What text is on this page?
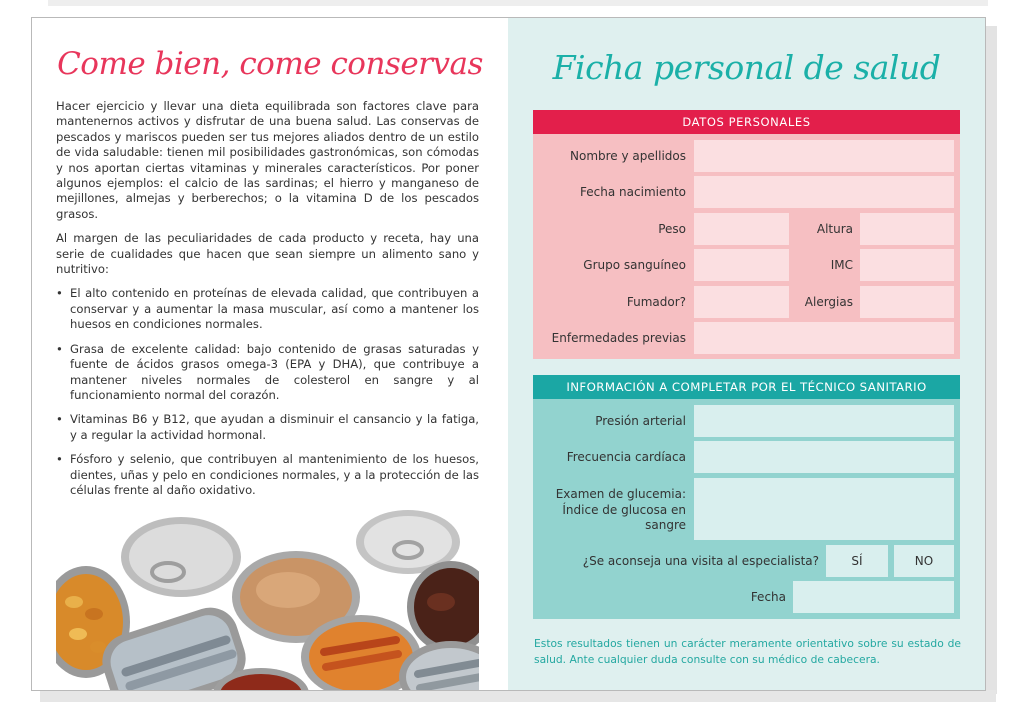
Come bien, come conservas

Hacer ejercicio y llevar una dieta equilibrada son factores clave para mantenernos activos y disfrutar de una buena salud. Las conservas de pescados y mariscos pueden ser tus mejores aliados dentro de un estilo de vida saludable: tienen mil posibilidades gastronómicas, son cómodas y nos aportan ciertas vitaminas y minerales característicos. Por poner algunos ejemplos: el calcio de las sardinas; el hierro y manganeso de mejillones, almejas y berberechos; o la vitamina D de los pescados grasos.

Al margen de las peculiaridades de cada producto y receta, hay una serie de cualidades que hacen que sean siempre un alimento sano y nutritivo:

• El alto contenido en proteínas de elevada calidad, que contribuyen a conservar y a aumentar la masa muscular, así como a mantener los huesos en condiciones normales.
• Grasa de excelente calidad: bajo contenido de grasas saturadas y fuente de ácidos grasos omega-3 (EPA y DHA), que contribuye a mantener niveles normales de colesterol en sangre y al funcionamiento normal del corazón.
• Vitaminas B6 y B12, que ayudan a disminuir el cansancio y la fatiga, y a regular la actividad hormonal.
• Fósforo y selenio, que contribuyen al mantenimiento de los huesos, dientes, uñas y pelo en condiciones normales, y a la protección de las células frente al daño oxidativo.
Ficha personal de salud
DATOS PERSONALES
Nombre y apellidos
Fecha nacimiento
Peso	Altura
Grupo sanguíneo	IMC
Fumador?	Alergias
Enfermedades previas
INFORMACIÓN A COMPLETAR POR EL TÉCNICO SANITARIO
Presión arterial
Frecuencia cardíaca
Examen de glucemia:
Índice de glucosa en
sangre
¿Se aconseja una visita al especialista?	SÍ	NO
Fecha
Estos resultados tienen un carácter meramente orientativo sobre su estado de salud. Ante cualquier duda consulte con su médico de cabecera.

To do -
Lines of the material that contain the word "contenido" are to be gathered.

Output below -
• El alto contenido en proteínas de elevada calidad, que contribuyen a conservar y a aumentar la masa muscular, así como a mantener los huesos en condiciones normales.
• Grasa de excelente calidad: bajo contenido de grasas saturadas y fuente de ácidos grasos omega-3 (EPA y DHA), que contribuye a mantener niveles normales de colesterol en sangre y al funcionamiento normal del corazón.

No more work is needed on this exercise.